> [GIVEN TASK]: Within the records below, find each line that holds the string "теплоты", then copy it.

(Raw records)
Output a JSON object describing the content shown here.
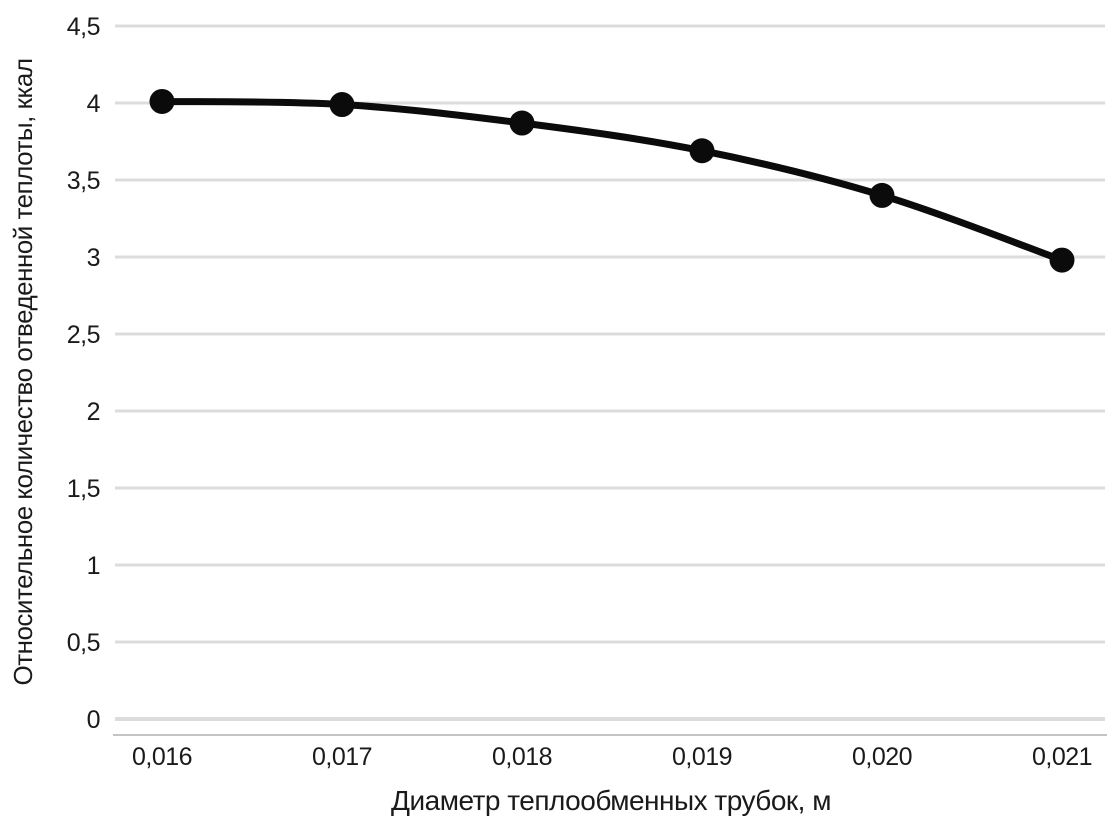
{
  "chart_data": {
    "type": "line",
    "title": "",
    "xlabel": "Диаметр теплообменных трубок, м",
    "ylabel": "Относительное количество отведенной теплоты, ккал",
    "categories": [
      "0,016",
      "0,017",
      "0,018",
      "0,019",
      "0,020",
      "0,021"
    ],
    "x_values": [
      0.016,
      0.017,
      0.018,
      0.019,
      0.02,
      0.021
    ],
    "series": [
      {
        "name": "Относительное количество отведенной теплоты, ккал",
        "values": [
          4.01,
          3.99,
          3.87,
          3.69,
          3.4,
          2.98
        ],
        "color": "#0b0b0b",
        "marker": "circle",
        "smooth": true
      }
    ],
    "ylim": [
      0,
      4.5
    ],
    "ytick_step": 0.5,
    "ytick_labels": [
      "0",
      "0,5",
      "1",
      "1,5",
      "2",
      "2,5",
      "3",
      "3,5",
      "4",
      "4,5"
    ],
    "grid": "horizontal",
    "gridline_color": "#dcdcdc",
    "axis_line_color": "#c4c4c4",
    "background_color": "#ffffff",
    "legend": "none"
  }
}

> [REPLY TO THE TASK]:
    "ylabel": "Относительное количество отведенной теплоты, ккал",
        "name": "Относительное количество отведенной теплоты, ккал",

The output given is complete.